### Records for this exercise ###
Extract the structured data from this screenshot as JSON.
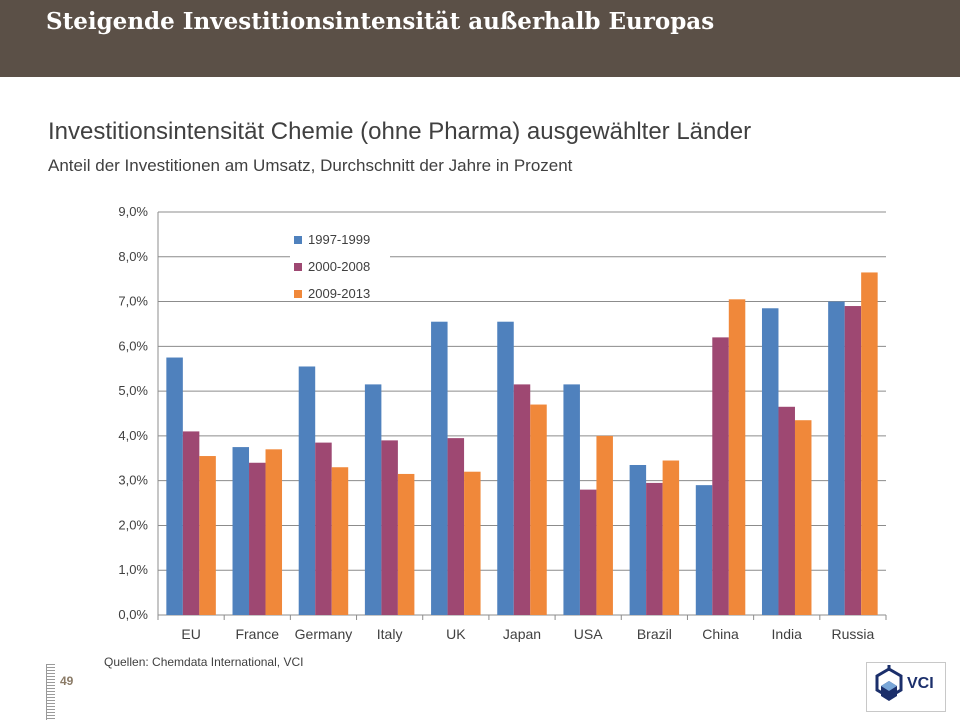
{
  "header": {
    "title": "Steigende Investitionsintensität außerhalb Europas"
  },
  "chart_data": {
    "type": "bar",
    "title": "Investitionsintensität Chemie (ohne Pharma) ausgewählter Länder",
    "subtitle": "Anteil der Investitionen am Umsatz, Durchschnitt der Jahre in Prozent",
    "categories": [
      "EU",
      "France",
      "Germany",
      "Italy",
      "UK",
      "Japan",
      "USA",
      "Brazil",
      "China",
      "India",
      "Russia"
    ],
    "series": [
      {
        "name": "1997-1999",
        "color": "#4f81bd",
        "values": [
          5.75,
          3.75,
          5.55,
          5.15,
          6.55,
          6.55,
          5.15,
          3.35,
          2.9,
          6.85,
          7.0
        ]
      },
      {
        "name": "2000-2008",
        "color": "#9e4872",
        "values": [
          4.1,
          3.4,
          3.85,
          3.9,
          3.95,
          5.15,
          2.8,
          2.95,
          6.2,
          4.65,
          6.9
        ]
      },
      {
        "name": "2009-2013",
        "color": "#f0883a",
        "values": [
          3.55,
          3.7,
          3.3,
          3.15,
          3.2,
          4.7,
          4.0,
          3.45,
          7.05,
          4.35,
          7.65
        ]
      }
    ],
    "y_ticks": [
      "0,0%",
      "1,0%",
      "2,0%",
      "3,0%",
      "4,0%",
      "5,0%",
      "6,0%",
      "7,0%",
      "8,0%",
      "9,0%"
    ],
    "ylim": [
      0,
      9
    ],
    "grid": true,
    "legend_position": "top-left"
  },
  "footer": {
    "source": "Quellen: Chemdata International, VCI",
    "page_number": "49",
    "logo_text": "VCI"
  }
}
###
### Records for this exercise ###
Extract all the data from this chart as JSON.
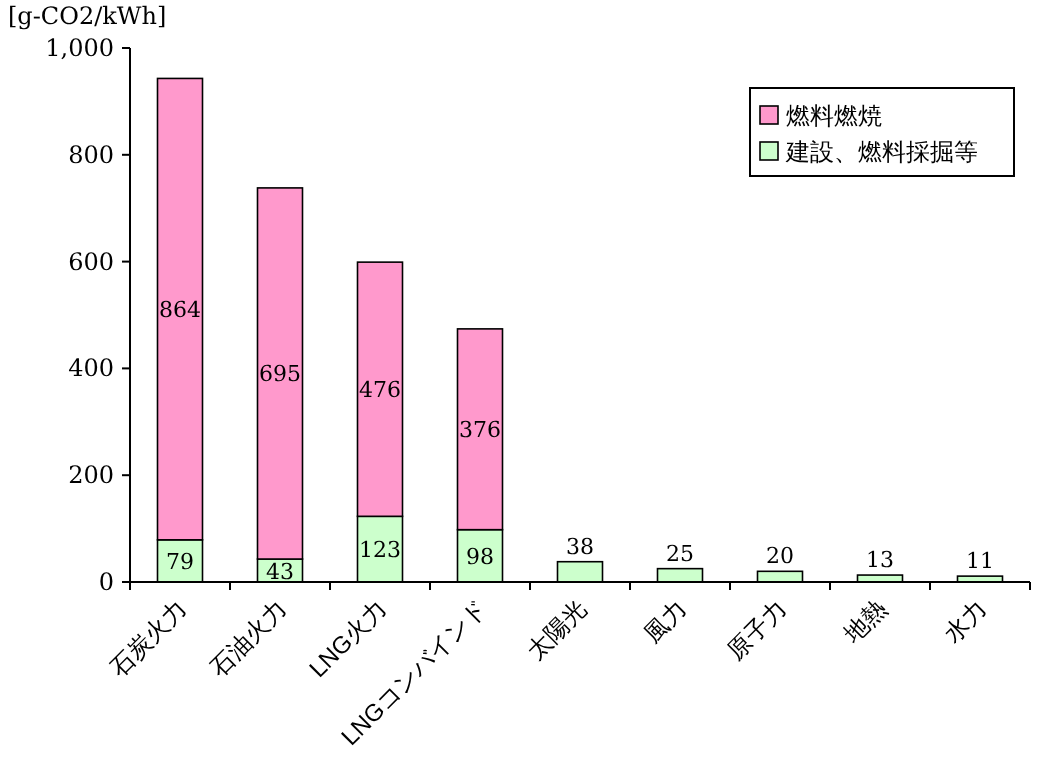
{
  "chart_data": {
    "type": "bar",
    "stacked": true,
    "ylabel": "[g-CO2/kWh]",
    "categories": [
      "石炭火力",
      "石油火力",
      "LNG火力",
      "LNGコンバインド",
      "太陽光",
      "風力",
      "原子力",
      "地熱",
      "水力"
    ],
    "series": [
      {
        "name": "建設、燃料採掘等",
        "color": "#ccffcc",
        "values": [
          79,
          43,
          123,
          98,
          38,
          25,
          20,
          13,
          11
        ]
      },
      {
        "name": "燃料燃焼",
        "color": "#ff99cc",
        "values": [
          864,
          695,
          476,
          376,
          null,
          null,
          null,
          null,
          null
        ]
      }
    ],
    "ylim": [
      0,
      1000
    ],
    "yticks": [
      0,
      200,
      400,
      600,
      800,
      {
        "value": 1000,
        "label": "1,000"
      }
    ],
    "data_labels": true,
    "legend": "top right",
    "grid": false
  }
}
###
- Short exercise:
Pick out the lines containing the word "Extract" and show them.

- Finished exercise:
Extract the structured data from this screenshot as JSON.
Extract all the data from this chart as JSON.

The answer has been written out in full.